▶ [CONSEGNA]
Riporta parola per parola dalla fonte il passo che comincia con "dicevamo. Poi arrivò" e finisce con "tutto. Figli compresi.".

▶ [FONTE]
Da www.lanuovabq.it.
Ricordo bene quel giorno di febbraio. Ero
all'università. Ogni tanto guardavo fuori dalla finestra e mi chiedevo
se Sara fosse già partita. Sara era rimasta incinta durante un rapida
storia chiusa con un test di gravidanza positivo. Si era rivolta a me
per un aiuto, non sapeva che fare. "È solo un grumo di cellule"
dicevamo. Poi arrivò quella decisione. Mi sentivo fiera di aver
consigliato Sara di abortire. Credevo fermamente in quella libertà che
concede alla donna di gestire la propria sessualità e di controllare la
maternità, fino a eliminarla del tutto. Figli compresi.
Eppure, quel giorno di febbraio qualcosa si frantumò. Se ero così sicura delle mie
convinzioni, perché ogni anno mi tornava alla mente l'anniversario di
quel pomeriggio, l'odore dell'ospedale, il pianto di Sara? Perché ogni
volta che vedevo un neonato, ripensavo a quella scelta con profonda
tristezza? La risposta arrivò qualche anno dopo, durante un seminario
pro-life al quale partecipai. Lì, scoprii cosa fosse realmente un
aborto: un omicidio. O meglio: quello che chiamavo diritto all'aborto
era in realtà un omicidio multiplo dove la madre e il bambino
rappresentavano le principali vittime alle quali andavano aggiunte le
morti interiori collaterali. Io appartenevo a questo gruppo. Approvando
l'aborto, mi procurai una lacerazione interiore di cui però non mi resi
subito conto. Un piccolo buco nel cuore a cui non prestai attenzioni,
troppo presa dall'entusiasmo di una buona carriera lavorativa appena
iniziata e dall'atmosfera progressista nella quale ero immersa.
Ero una terzomondista pronta a promuovere ogni tipo di diritto che potesse rendere la
società più equa e giusta, secondo le idee promosse dalle avanguardie
culturali. Ero anticlericale: parlare di Chiesa significava scandali,
pedofilia, ricchezze smodate, preti il cui interesse era coltivare
qualche vizio. Riguardo all'esistenza di Dio, lo consideravo un
passatempo per vecchiette in pensione. Nelle relazioni, scoprivo uomini
profondamente in crisi con la propria mascolinità, intimoriti
dall’aggressività della donna e incapaci di gestire e prendere
decisioni. Conoscevo donne stanche (tra cui me stessa) di condurre
relazioni con uomini simili a bambini impauriti e immaturi. Provavo
sempre più sfiducia verso l'altro sesso, mentre vedevo cresceva una
forte complicità con le donne, che si rafforzò quando iniziai a
frequentare associazioni e circoli culturali.

▶ [Dati di impaginazione]
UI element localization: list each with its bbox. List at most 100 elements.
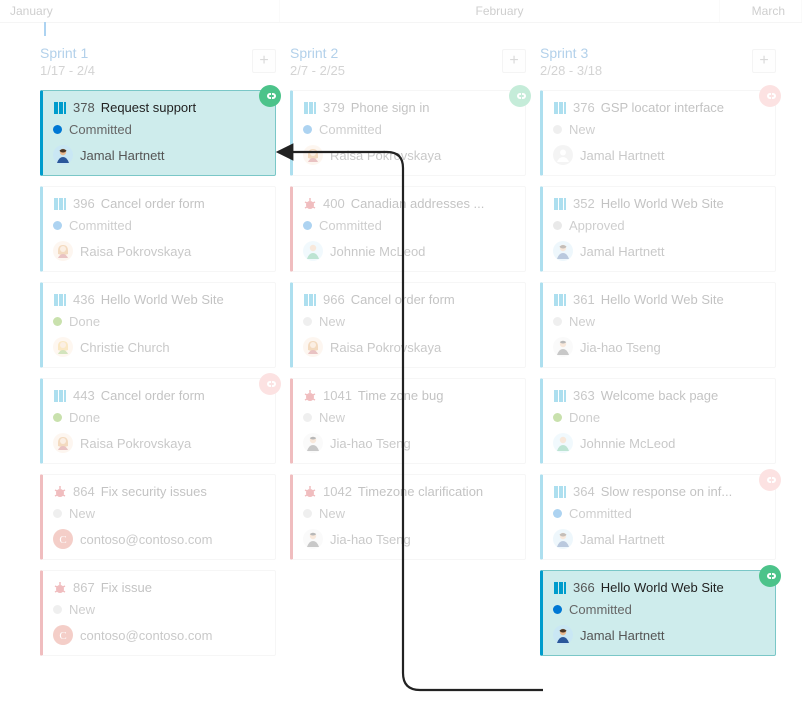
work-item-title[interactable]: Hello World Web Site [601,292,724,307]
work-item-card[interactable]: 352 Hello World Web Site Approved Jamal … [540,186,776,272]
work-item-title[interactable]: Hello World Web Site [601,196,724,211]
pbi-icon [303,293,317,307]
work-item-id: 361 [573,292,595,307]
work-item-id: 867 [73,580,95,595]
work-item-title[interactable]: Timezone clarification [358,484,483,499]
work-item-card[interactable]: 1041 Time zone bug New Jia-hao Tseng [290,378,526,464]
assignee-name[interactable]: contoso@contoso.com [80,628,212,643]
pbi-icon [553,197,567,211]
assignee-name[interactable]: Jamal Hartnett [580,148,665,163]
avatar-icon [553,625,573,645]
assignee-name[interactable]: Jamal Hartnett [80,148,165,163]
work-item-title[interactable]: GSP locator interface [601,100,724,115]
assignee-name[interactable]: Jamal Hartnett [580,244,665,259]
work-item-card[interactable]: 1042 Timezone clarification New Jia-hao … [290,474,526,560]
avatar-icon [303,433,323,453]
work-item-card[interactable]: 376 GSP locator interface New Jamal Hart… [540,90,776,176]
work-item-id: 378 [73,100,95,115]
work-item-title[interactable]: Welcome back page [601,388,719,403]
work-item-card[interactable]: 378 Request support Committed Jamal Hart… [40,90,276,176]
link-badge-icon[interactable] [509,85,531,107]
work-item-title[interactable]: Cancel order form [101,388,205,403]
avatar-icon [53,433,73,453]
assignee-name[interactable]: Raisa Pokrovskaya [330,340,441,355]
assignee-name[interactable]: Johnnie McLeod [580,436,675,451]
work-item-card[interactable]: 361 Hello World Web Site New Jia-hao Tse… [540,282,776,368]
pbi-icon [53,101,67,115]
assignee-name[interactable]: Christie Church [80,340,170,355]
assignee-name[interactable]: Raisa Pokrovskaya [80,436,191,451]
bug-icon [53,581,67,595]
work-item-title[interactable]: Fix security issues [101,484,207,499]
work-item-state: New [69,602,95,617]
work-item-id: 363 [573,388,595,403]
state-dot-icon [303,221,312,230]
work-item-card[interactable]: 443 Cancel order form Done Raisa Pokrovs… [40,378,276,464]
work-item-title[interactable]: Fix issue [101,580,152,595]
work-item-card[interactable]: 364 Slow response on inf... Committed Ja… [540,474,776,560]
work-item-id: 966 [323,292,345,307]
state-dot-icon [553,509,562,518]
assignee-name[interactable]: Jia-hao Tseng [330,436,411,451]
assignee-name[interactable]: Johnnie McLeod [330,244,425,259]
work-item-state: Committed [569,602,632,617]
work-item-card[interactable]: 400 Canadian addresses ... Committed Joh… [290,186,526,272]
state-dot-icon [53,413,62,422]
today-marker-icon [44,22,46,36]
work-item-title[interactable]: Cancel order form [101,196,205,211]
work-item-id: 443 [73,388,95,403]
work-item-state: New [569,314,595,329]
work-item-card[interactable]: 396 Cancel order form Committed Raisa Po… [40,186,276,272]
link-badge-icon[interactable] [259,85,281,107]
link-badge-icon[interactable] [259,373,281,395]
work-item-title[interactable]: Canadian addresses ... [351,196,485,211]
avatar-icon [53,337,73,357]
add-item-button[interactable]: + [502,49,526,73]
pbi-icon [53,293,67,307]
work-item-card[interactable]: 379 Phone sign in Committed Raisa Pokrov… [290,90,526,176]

▶ [SOLUZIONE SCRITTA]
dicevamo. Poi arrivò quella decisione. Mi sentivo fiera di aver
consigliato Sara di abortire. Credevo fermamente in quella libertà che
concede alla donna di gestire la propria sessualità e di controllare la
maternità, fino a eliminarla del tutto. Figli compresi.